*** RECORD LIST ***

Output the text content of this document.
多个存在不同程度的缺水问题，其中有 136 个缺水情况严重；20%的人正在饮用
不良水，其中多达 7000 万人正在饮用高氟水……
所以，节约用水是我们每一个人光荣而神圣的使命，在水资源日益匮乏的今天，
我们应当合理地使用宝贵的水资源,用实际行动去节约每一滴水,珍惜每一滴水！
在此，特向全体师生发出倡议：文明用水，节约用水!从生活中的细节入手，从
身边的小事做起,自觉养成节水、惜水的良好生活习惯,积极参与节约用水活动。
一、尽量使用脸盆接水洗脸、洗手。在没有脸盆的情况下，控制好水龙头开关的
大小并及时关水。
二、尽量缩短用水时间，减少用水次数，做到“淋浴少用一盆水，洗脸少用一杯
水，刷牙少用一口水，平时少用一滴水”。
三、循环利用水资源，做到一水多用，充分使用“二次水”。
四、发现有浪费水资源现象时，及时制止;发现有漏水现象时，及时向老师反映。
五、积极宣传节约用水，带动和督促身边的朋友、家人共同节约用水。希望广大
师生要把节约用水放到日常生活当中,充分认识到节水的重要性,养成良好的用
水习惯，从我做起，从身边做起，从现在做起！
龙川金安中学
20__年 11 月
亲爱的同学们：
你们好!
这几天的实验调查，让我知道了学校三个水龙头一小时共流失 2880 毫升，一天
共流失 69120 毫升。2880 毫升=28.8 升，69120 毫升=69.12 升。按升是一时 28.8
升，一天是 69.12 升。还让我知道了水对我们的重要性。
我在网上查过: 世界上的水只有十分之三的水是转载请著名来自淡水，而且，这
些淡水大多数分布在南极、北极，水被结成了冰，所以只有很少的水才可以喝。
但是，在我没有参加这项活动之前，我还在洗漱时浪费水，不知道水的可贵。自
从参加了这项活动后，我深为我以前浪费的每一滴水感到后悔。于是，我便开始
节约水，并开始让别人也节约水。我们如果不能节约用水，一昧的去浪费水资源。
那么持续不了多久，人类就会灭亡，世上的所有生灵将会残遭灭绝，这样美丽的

***

▸ WHAT IS NEEDED:
Repeat the records above exactly, from the first line to the last.

▸ EXERCISE ANSWER:
Output the text content of this document.
多个存在不同程度的缺水问题，其中有 136 个缺水情况严重；20%的人正在饮用
不良水，其中多达 7000 万人正在饮用高氟水……
所以，节约用水是我们每一个人光荣而神圣的使命，在水资源日益匮乏的今天，
我们应当合理地使用宝贵的水资源,用实际行动去节约每一滴水,珍惜每一滴水！
在此，特向全体师生发出倡议：文明用水，节约用水!从生活中的细节入手，从
身边的小事做起,自觉养成节水、惜水的良好生活习惯,积极参与节约用水活动。
一、尽量使用脸盆接水洗脸、洗手。在没有脸盆的情况下，控制好水龙头开关的
大小并及时关水。
二、尽量缩短用水时间，减少用水次数，做到“淋浴少用一盆水，洗脸少用一杯
水，刷牙少用一口水，平时少用一滴水”。
三、循环利用水资源，做到一水多用，充分使用“二次水”。
四、发现有浪费水资源现象时，及时制止;发现有漏水现象时，及时向老师反映。
五、积极宣传节约用水，带动和督促身边的朋友、家人共同节约用水。希望广大
师生要把节约用水放到日常生活当中,充分认识到节水的重要性,养成良好的用
水习惯，从我做起，从身边做起，从现在做起！
龙川金安中学
20__年 11 月
亲爱的同学们：
你们好!
这几天的实验调查，让我知道了学校三个水龙头一小时共流失 2880 毫升，一天
共流失 69120 毫升。2880 毫升=28.8 升，69120 毫升=69.12 升。按升是一时 28.8
升，一天是 69.12 升。还让我知道了水对我们的重要性。
我在网上查过: 世界上的水只有十分之三的水是转载请著名来自淡水，而且，这
些淡水大多数分布在南极、北极，水被结成了冰，所以只有很少的水才可以喝。
但是，在我没有参加这项活动之前，我还在洗漱时浪费水，不知道水的可贵。自
从参加了这项活动后，我深为我以前浪费的每一滴水感到后悔。于是，我便开始
节约水，并开始让别人也节约水。我们如果不能节约用水，一昧的去浪费水资源。
那么持续不了多久，人类就会灭亡，世上的所有生灵将会残遭灭绝，这样美丽的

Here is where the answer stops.